* [What you have to do]: Provide only the number of lines where "Mississippi" occurs.

* [Extracted records]:
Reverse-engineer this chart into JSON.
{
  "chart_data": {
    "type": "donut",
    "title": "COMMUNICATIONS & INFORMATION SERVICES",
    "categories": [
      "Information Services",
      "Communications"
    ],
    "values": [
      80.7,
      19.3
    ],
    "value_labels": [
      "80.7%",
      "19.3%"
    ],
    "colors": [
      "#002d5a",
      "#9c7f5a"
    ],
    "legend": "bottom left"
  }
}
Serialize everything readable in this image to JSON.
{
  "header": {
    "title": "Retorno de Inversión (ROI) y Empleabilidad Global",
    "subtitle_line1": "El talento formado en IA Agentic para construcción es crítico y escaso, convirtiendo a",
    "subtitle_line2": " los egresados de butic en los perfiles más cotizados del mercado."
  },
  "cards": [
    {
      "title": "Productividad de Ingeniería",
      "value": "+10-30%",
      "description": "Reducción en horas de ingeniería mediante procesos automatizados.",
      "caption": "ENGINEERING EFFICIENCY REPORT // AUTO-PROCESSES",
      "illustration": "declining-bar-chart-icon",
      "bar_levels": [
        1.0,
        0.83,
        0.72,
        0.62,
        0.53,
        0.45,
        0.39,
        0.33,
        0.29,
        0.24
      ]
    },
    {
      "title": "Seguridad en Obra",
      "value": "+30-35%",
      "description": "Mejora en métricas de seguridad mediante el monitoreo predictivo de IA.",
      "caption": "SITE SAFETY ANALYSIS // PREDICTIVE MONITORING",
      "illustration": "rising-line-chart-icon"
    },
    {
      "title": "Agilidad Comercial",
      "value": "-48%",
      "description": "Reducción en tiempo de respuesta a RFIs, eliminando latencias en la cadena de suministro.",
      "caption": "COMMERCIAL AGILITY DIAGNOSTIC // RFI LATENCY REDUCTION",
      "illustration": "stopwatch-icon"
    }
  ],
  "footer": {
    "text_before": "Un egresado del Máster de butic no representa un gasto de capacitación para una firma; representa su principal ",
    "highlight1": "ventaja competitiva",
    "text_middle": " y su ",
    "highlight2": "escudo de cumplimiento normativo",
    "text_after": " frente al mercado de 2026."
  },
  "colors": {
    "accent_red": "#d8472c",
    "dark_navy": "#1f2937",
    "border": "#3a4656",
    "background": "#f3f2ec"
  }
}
--
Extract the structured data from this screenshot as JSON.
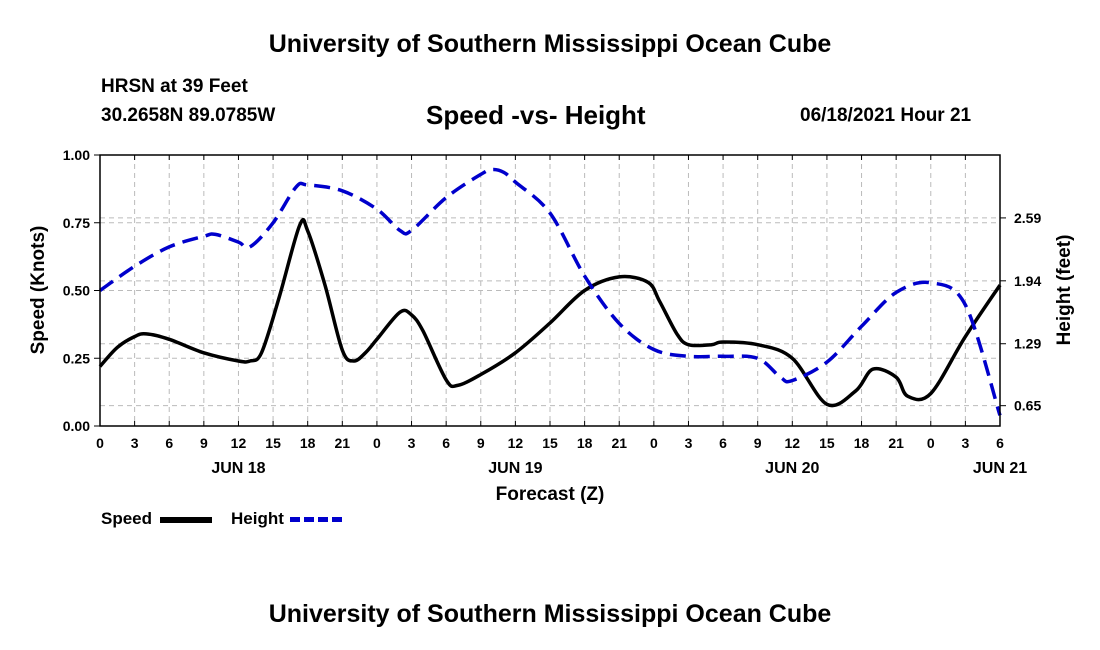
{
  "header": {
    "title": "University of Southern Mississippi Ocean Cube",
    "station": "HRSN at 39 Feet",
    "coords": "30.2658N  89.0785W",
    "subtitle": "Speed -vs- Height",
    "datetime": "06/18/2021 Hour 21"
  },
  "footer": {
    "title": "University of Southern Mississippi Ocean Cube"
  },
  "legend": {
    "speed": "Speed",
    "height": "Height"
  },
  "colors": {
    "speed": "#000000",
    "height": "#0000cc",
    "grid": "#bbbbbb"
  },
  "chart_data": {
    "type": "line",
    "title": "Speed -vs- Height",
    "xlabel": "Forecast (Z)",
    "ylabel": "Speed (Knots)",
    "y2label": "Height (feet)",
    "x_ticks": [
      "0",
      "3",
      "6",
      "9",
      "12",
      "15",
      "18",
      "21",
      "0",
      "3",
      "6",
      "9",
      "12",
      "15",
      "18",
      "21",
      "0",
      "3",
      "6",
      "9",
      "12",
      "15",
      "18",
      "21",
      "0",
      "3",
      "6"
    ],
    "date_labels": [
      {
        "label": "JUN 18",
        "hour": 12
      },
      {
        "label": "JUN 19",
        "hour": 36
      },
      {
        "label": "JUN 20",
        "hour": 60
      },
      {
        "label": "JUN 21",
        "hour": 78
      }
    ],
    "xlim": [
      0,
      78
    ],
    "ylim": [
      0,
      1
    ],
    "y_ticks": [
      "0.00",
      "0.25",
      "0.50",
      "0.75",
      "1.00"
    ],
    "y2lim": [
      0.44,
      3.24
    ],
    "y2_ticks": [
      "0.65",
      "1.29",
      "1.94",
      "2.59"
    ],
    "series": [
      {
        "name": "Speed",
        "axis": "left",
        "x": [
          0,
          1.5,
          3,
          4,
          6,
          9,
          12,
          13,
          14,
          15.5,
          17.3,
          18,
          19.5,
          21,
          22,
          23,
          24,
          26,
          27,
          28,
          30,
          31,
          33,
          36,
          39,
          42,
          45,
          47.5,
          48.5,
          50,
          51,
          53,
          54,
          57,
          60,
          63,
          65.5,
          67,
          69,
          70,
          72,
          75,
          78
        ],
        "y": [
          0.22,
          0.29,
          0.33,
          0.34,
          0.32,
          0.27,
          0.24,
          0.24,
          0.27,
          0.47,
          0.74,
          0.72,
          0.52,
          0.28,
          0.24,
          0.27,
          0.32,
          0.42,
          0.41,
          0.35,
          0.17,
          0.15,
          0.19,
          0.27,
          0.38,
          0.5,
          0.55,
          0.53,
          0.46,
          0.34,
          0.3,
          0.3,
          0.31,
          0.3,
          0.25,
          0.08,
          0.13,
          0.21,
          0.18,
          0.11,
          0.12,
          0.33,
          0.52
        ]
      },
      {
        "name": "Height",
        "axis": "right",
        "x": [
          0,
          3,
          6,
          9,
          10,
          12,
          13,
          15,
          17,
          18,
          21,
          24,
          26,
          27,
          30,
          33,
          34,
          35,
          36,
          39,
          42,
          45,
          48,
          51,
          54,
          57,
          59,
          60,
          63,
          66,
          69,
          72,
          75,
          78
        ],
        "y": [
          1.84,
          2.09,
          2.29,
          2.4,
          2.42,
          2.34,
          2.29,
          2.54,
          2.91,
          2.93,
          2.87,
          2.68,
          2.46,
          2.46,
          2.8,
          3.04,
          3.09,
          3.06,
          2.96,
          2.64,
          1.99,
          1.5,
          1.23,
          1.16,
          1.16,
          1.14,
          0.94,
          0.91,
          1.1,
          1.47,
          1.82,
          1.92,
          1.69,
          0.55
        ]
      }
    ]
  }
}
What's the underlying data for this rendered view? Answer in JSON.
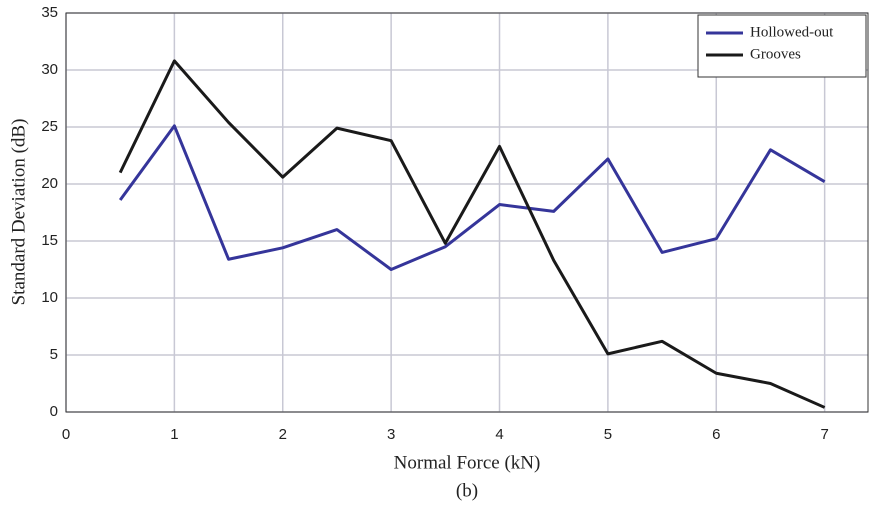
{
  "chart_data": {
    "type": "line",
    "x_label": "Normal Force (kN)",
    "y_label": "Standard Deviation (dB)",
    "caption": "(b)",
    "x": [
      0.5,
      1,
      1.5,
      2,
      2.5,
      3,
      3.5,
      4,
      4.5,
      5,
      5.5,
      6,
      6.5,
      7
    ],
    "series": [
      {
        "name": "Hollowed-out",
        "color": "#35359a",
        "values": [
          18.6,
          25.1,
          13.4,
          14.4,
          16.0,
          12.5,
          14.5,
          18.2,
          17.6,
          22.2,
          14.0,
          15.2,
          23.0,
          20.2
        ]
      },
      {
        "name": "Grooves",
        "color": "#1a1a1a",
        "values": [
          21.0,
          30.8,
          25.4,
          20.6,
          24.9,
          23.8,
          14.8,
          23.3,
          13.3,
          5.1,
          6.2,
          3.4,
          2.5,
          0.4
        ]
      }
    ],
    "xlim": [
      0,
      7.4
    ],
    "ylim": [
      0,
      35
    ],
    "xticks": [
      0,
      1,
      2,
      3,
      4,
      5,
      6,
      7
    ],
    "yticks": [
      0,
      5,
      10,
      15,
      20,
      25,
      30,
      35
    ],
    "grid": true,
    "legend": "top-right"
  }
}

* [Output]: 2